Gather the lines below that include the string "ホームページ", copying each in full.
## begin DATA SECTION
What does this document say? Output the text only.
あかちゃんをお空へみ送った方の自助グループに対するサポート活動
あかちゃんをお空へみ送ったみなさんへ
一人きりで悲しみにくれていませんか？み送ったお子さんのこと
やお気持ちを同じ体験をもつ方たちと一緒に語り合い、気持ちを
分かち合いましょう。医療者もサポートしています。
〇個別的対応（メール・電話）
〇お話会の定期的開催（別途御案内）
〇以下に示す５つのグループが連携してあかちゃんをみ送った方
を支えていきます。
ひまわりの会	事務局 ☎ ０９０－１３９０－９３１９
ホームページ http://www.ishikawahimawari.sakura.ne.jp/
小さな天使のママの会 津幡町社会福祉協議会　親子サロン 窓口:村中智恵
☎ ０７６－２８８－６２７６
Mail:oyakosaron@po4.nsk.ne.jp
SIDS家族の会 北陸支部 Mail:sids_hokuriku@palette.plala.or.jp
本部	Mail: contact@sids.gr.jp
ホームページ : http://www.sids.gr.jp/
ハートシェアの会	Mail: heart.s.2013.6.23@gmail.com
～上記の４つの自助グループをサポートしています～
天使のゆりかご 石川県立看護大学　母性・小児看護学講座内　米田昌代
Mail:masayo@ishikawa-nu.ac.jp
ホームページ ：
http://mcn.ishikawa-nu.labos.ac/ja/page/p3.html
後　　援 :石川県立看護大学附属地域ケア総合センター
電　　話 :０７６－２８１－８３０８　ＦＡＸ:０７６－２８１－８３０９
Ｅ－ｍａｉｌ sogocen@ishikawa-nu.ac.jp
## end DATA SECTION
* _EXERCISE SOLUTION_
ホームページ http://www.ishikawahimawari.sakura.ne.jp/
ホームページ : http://www.sids.gr.jp/
ホームページ ：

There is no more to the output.